Figure record listings:
____

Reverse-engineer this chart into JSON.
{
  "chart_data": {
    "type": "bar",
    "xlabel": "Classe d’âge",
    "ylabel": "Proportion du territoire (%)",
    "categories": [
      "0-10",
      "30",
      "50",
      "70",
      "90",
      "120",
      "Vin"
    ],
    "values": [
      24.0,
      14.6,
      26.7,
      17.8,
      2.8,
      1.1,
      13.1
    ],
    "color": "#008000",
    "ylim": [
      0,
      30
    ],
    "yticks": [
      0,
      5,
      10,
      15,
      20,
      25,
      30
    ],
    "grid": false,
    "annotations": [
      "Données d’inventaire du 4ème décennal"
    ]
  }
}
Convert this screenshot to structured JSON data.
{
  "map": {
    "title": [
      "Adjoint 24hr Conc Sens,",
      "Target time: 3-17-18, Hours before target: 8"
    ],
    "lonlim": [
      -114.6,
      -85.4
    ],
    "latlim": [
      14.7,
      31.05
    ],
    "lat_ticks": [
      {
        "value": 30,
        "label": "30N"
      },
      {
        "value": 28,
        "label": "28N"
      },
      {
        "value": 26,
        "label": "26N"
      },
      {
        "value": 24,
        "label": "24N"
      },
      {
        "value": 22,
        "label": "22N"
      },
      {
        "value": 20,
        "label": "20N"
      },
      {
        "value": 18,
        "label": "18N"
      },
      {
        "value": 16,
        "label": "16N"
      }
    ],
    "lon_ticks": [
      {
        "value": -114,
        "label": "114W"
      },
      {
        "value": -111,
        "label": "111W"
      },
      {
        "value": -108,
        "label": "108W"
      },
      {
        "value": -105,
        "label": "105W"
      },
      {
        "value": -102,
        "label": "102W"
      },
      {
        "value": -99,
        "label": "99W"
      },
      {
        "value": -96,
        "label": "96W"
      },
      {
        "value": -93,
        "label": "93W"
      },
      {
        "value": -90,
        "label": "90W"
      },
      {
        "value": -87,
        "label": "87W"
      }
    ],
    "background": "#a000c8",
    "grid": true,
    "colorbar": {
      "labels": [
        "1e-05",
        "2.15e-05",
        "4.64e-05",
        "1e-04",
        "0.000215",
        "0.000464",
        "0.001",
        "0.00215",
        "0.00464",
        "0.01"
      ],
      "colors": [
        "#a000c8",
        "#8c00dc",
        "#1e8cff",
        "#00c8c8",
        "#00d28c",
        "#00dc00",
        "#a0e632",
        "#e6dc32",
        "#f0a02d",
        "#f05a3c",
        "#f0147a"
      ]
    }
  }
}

____

*YOUR TASK*
Where does the word "this" appear? Return each line that holds it.

*EXERCISE RESPONSE*
Reverse-engineer this chart into JSON.
Convert this screenshot to structured JSON data.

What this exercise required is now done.